# start of Records for this exercise

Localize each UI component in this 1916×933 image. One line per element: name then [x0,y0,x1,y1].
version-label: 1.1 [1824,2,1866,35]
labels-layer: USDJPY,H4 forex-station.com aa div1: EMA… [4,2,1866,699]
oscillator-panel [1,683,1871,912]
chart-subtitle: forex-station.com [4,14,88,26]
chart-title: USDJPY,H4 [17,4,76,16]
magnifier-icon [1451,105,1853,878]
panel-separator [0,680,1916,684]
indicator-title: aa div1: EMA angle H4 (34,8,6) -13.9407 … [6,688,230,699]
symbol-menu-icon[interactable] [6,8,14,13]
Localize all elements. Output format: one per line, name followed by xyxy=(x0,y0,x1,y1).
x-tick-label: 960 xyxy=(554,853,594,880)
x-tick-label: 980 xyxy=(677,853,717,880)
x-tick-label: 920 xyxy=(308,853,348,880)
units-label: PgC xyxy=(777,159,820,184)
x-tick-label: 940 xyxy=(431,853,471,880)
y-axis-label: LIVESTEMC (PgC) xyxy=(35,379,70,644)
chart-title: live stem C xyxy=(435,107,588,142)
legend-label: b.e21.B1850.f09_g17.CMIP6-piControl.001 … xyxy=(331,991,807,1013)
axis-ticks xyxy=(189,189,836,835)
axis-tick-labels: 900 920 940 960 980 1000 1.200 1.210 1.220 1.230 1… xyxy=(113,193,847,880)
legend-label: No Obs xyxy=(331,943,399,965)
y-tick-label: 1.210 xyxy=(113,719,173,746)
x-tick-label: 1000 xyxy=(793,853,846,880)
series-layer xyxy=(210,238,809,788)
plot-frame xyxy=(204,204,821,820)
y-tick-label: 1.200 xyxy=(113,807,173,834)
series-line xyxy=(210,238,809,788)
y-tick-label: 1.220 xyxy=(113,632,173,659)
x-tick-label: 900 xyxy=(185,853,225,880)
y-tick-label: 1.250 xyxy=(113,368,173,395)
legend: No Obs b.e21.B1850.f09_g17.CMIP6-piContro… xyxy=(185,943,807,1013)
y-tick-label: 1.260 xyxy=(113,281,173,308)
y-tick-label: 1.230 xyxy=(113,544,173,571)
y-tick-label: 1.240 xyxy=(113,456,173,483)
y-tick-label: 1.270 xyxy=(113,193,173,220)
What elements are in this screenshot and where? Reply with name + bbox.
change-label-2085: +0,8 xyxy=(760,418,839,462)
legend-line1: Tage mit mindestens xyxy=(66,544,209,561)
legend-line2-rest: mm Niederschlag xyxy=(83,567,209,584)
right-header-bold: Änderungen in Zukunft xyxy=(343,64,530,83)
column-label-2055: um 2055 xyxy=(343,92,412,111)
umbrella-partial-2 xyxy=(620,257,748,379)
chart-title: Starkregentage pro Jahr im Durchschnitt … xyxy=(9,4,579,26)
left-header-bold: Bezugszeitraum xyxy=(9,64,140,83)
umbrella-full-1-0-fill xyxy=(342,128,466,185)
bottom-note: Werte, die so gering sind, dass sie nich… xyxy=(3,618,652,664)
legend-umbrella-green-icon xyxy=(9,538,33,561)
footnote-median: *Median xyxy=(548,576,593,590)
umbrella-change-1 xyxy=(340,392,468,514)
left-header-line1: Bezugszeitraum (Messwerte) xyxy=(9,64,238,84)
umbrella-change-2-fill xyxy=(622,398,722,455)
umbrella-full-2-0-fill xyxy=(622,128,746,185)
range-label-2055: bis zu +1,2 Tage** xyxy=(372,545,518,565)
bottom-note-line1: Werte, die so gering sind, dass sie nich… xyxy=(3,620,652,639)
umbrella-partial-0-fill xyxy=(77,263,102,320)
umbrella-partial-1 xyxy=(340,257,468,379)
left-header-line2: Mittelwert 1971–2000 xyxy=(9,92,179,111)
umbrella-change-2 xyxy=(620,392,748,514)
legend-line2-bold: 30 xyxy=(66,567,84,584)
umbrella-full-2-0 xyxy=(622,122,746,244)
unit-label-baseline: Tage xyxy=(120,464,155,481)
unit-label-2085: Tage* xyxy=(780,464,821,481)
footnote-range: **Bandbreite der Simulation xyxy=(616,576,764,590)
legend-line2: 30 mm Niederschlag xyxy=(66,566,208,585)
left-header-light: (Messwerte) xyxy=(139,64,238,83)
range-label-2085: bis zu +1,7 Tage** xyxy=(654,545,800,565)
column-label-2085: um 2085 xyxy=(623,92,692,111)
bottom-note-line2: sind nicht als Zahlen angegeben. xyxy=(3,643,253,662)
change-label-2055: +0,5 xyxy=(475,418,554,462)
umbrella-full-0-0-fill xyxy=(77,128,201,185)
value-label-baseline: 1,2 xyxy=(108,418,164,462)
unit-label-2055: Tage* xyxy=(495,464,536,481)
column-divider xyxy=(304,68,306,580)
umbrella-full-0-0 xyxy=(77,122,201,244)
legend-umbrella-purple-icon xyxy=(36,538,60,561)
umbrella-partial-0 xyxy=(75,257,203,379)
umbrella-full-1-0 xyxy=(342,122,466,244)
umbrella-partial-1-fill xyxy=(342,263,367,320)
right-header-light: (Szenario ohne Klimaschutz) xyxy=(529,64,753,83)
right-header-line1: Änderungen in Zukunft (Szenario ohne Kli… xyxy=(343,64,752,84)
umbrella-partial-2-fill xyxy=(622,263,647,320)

# end of Records for this exercise

Reproduce all of the entries above verbatim, line for line and in their original order.

Localize each UI component in this 1916×933 image. One line per element: name then [x0,y0,x1,y1].
version-label: 1.1 [1824,2,1866,35]
labels-layer: USDJPY,H4 forex-station.com aa div1: EMA… [4,2,1866,699]
oscillator-panel [1,683,1871,912]
chart-subtitle: forex-station.com [4,14,88,26]
chart-title: USDJPY,H4 [17,4,76,16]
magnifier-icon [1451,105,1853,878]
panel-separator [0,680,1916,684]
indicator-title: aa div1: EMA angle H4 (34,8,6) -13.9407 … [6,688,230,699]
symbol-menu-icon[interactable] [6,8,14,13]
Localize all elements. Output format: one per line, name followed by xyxy=(x0,y0,x1,y1).
x-tick-label: 960 xyxy=(554,853,594,880)
x-tick-label: 980 xyxy=(677,853,717,880)
x-tick-label: 920 xyxy=(308,853,348,880)
units-label: PgC xyxy=(777,159,820,184)
x-tick-label: 940 xyxy=(431,853,471,880)
y-axis-label: LIVESTEMC (PgC) xyxy=(35,379,70,644)
chart-title: live stem C xyxy=(435,107,588,142)
legend-label: b.e21.B1850.f09_g17.CMIP6-piControl.001 … xyxy=(331,991,807,1013)
axis-ticks xyxy=(189,189,836,835)
axis-tick-labels: 900 920 940 960 980 1000 1.200 1.210 1.220 1.230 1… xyxy=(113,193,847,880)
legend-label: No Obs xyxy=(331,943,399,965)
y-tick-label: 1.210 xyxy=(113,719,173,746)
x-tick-label: 1000 xyxy=(793,853,846,880)
series-layer xyxy=(210,238,809,788)
plot-frame xyxy=(204,204,821,820)
y-tick-label: 1.200 xyxy=(113,807,173,834)
series-line xyxy=(210,238,809,788)
y-tick-label: 1.220 xyxy=(113,632,173,659)
x-tick-label: 900 xyxy=(185,853,225,880)
y-tick-label: 1.250 xyxy=(113,368,173,395)
legend: No Obs b.e21.B1850.f09_g17.CMIP6-piContro… xyxy=(185,943,807,1013)
y-tick-label: 1.260 xyxy=(113,281,173,308)
y-tick-label: 1.230 xyxy=(113,544,173,571)
y-tick-label: 1.240 xyxy=(113,456,173,483)
y-tick-label: 1.270 xyxy=(113,193,173,220)
What elements are in this screenshot and where? Reply with name + bbox.
change-label-2085: +0,8 xyxy=(760,418,839,462)
legend-line1: Tage mit mindestens xyxy=(66,544,209,561)
legend-line2-rest: mm Niederschlag xyxy=(83,567,209,584)
right-header-bold: Änderungen in Zukunft xyxy=(343,64,530,83)
column-label-2055: um 2055 xyxy=(343,92,412,111)
umbrella-partial-2 xyxy=(620,257,748,379)
chart-title: Starkregentage pro Jahr im Durchschnitt … xyxy=(9,4,579,26)
left-header-bold: Bezugszeitraum xyxy=(9,64,140,83)
umbrella-full-1-0-fill xyxy=(342,128,466,185)
bottom-note: Werte, die so gering sind, dass sie nich… xyxy=(3,618,652,664)
legend-umbrella-green-icon xyxy=(9,538,33,561)
footnote-median: *Median xyxy=(548,576,593,590)
umbrella-change-1 xyxy=(340,392,468,514)
left-header-line1: Bezugszeitraum (Messwerte) xyxy=(9,64,238,84)
umbrella-change-2-fill xyxy=(622,398,722,455)
umbrella-full-2-0-fill xyxy=(622,128,746,185)
range-label-2055: bis zu +1,2 Tage** xyxy=(372,545,518,565)
bottom-note-line1: Werte, die so gering sind, dass sie nich… xyxy=(3,620,652,639)
umbrella-partial-0-fill xyxy=(77,263,102,320)
umbrella-partial-1 xyxy=(340,257,468,379)
left-header-line2: Mittelwert 1971–2000 xyxy=(9,92,179,111)
umbrella-change-2 xyxy=(620,392,748,514)
legend-line2-bold: 30 xyxy=(66,567,84,584)
umbrella-full-2-0 xyxy=(622,122,746,244)
unit-label-baseline: Tage xyxy=(120,464,155,481)
unit-label-2085: Tage* xyxy=(780,464,821,481)
footnote-range: **Bandbreite der Simulation xyxy=(616,576,764,590)
legend-line2: 30 mm Niederschlag xyxy=(66,566,208,585)
left-header-light: (Messwerte) xyxy=(139,64,238,83)
range-label-2085: bis zu +1,7 Tage** xyxy=(654,545,800,565)
column-label-2085: um 2085 xyxy=(623,92,692,111)
bottom-note-line2: sind nicht als Zahlen angegeben. xyxy=(3,643,253,662)
change-label-2055: +0,5 xyxy=(475,418,554,462)
umbrella-full-0-0-fill xyxy=(77,128,201,185)
value-label-baseline: 1,2 xyxy=(108,418,164,462)
unit-label-2055: Tage* xyxy=(495,464,536,481)
column-divider xyxy=(304,68,306,580)
umbrella-full-0-0 xyxy=(77,122,201,244)
legend-umbrella-purple-icon xyxy=(36,538,60,561)
umbrella-partial-0 xyxy=(75,257,203,379)
umbrella-full-1-0 xyxy=(342,122,466,244)
umbrella-partial-1-fill xyxy=(342,263,367,320)
right-header-light: (Szenario ohne Klimaschutz) xyxy=(529,64,753,83)
right-header-line1: Änderungen in Zukunft (Szenario ohne Kli… xyxy=(343,64,752,84)
umbrella-partial-2-fill xyxy=(622,263,647,320)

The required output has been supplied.